Work instructions: Pick out all lines of the entries that include the word "Petőfi" and copy them.

— Start —

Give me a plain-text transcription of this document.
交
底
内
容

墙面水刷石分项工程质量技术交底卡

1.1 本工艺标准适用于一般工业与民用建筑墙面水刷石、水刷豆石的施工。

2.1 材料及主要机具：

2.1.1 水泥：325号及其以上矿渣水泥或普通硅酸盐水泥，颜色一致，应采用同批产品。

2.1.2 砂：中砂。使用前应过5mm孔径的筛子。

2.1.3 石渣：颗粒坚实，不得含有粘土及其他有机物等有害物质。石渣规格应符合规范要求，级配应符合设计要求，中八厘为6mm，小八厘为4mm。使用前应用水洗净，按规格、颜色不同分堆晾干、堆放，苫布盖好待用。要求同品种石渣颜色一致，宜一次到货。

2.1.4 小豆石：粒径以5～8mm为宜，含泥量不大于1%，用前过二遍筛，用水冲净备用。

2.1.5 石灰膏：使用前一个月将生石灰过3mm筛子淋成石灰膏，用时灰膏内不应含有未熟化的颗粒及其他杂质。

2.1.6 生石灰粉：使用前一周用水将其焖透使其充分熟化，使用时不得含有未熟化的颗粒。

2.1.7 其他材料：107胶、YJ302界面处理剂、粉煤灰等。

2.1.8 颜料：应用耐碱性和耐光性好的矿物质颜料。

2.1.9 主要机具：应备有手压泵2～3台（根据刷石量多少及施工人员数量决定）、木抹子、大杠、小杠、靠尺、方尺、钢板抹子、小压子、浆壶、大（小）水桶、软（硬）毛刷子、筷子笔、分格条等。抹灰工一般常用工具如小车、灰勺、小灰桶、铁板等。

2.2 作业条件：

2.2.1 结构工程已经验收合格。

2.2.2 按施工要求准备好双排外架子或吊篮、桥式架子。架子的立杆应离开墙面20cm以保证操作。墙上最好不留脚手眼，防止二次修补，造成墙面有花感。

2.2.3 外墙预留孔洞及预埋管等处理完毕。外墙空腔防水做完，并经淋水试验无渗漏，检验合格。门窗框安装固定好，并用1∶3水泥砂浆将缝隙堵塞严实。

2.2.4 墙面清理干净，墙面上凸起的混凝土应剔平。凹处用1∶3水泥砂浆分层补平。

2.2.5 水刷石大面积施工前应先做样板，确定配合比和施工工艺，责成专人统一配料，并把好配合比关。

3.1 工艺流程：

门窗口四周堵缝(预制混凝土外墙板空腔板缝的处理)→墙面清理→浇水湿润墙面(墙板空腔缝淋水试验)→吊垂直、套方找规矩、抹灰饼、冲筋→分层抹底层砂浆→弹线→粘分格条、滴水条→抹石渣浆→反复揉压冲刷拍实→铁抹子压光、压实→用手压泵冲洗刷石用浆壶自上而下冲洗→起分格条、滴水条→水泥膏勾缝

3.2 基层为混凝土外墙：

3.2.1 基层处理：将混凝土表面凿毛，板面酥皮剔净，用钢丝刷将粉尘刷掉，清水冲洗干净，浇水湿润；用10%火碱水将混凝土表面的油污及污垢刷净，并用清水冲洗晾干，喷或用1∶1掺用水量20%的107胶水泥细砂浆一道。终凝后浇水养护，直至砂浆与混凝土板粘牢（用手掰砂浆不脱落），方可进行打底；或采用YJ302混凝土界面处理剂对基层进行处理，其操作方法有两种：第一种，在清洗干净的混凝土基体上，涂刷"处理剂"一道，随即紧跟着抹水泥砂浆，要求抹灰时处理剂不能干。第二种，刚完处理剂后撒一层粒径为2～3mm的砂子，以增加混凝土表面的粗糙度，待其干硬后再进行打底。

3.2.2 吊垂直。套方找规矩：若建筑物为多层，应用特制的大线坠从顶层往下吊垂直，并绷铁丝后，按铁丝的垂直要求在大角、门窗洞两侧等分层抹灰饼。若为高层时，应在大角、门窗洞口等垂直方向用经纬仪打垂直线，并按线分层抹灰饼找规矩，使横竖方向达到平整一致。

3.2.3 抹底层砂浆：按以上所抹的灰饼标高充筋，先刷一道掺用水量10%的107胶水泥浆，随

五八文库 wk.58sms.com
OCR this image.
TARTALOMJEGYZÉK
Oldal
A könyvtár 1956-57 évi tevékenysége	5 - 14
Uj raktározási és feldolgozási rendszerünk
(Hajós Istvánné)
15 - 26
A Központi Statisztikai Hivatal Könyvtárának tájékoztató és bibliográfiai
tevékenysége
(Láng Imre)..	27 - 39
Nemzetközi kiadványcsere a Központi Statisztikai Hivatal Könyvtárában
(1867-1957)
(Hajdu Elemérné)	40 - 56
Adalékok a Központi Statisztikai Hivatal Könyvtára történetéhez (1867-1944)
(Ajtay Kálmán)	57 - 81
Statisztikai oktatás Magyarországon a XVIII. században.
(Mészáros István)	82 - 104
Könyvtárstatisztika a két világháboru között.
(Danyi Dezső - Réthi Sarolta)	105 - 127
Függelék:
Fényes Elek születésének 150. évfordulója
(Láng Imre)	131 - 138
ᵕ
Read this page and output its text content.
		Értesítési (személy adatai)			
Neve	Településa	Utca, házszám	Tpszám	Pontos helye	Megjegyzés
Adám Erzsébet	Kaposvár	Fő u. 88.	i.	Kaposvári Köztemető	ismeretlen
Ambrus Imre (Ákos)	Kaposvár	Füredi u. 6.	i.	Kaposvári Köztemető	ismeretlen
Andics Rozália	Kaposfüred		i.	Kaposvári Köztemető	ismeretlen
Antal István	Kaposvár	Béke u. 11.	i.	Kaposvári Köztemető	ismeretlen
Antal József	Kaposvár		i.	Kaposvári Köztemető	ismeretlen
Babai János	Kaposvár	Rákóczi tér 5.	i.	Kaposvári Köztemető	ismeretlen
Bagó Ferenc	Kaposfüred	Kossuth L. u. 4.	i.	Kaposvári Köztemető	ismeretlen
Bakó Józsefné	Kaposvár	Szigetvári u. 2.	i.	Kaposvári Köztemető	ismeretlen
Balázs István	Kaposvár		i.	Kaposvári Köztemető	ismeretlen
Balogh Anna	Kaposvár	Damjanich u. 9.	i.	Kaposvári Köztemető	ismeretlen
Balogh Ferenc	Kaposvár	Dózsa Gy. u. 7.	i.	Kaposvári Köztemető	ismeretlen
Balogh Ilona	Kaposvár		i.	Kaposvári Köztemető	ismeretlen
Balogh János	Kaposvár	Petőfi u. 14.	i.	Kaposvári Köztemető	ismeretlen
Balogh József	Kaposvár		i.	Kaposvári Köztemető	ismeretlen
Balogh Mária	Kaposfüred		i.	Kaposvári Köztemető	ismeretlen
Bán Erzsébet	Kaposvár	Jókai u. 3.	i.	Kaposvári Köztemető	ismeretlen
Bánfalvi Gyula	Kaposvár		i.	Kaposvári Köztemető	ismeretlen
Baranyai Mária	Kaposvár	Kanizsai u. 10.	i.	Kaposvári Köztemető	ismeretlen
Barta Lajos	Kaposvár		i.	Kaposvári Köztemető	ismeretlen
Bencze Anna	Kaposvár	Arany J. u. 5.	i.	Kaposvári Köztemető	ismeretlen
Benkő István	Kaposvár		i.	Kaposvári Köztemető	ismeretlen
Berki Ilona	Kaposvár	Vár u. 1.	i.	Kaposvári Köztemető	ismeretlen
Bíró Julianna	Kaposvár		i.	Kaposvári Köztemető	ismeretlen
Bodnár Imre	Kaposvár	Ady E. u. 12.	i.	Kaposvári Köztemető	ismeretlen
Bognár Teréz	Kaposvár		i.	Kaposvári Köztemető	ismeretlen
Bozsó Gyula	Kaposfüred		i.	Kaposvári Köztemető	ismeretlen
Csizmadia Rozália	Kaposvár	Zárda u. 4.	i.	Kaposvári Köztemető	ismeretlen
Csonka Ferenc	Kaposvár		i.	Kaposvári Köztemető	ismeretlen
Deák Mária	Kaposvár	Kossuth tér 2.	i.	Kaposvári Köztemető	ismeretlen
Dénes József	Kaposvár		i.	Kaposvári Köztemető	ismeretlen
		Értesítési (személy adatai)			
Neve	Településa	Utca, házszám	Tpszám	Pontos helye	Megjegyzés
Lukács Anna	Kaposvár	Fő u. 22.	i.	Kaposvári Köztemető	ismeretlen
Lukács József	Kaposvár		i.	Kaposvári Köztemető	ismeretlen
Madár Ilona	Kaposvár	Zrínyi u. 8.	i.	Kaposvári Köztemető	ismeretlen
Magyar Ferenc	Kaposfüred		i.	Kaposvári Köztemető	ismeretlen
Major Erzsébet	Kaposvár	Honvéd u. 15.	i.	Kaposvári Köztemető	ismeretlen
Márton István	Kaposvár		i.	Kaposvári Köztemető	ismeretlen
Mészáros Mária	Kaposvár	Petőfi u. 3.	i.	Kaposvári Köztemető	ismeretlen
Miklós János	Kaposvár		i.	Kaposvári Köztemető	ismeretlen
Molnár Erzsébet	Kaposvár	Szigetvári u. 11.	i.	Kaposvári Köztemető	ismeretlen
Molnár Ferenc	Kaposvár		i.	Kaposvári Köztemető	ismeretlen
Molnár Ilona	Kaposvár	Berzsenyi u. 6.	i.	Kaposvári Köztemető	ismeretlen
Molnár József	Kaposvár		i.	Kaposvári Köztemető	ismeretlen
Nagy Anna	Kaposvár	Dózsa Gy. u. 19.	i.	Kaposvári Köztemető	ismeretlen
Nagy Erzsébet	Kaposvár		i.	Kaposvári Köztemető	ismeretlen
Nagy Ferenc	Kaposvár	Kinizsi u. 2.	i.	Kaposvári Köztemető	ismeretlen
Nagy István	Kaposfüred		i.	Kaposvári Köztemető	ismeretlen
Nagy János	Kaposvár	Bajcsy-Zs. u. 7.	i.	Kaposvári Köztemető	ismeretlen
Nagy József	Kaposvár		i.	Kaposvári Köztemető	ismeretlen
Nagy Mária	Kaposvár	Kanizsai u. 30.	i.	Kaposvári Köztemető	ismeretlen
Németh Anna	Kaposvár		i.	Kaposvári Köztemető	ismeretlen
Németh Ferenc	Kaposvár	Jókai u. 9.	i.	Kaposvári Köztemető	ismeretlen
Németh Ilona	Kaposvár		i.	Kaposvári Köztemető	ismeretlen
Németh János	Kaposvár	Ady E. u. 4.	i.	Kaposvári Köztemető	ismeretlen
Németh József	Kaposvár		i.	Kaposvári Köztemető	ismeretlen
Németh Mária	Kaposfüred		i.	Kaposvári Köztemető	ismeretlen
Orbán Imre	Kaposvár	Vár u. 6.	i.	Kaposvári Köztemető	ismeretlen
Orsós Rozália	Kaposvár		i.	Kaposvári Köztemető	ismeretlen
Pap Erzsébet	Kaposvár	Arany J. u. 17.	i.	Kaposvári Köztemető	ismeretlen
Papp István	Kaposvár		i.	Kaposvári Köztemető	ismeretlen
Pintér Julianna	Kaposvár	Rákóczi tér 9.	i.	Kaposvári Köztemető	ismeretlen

— End —

Solution:
Balogh János	Kaposvár	Petőfi u. 14.	i.	Kaposvári Köztemető	ismeretlen
Mészáros Mária	Kaposvár	Petőfi u. 3.	i.	Kaposvári Köztemető	ismeretlen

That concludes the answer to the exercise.